WHAT THIS TASK INVOLVES :: Provide a single number: the count of lines containing the string "tongue".

** Begin DATASET **

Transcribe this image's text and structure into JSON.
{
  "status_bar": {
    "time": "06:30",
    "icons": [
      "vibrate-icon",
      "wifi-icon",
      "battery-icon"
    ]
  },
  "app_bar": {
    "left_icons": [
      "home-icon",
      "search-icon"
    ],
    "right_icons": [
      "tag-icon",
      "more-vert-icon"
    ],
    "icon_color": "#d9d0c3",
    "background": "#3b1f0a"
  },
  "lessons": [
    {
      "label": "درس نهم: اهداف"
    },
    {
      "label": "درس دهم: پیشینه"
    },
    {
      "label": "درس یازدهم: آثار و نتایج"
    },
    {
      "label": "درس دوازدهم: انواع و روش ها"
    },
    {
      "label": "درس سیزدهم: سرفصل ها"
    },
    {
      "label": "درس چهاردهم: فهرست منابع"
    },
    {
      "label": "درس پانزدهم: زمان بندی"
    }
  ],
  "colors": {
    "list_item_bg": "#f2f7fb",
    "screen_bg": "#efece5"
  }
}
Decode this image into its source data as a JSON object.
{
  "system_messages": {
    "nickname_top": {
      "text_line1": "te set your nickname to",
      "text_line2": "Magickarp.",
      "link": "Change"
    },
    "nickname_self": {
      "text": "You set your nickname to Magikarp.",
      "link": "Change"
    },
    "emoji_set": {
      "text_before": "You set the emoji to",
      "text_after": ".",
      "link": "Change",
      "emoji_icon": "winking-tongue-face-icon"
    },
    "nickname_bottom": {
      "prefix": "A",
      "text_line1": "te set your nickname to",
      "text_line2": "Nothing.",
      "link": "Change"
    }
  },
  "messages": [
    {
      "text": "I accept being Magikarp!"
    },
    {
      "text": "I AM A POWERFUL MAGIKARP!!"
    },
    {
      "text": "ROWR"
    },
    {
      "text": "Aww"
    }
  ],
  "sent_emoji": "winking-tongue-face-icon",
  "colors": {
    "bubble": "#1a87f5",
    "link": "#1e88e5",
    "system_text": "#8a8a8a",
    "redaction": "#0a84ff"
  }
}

** End DATASET **

FINAL RESULT :: 2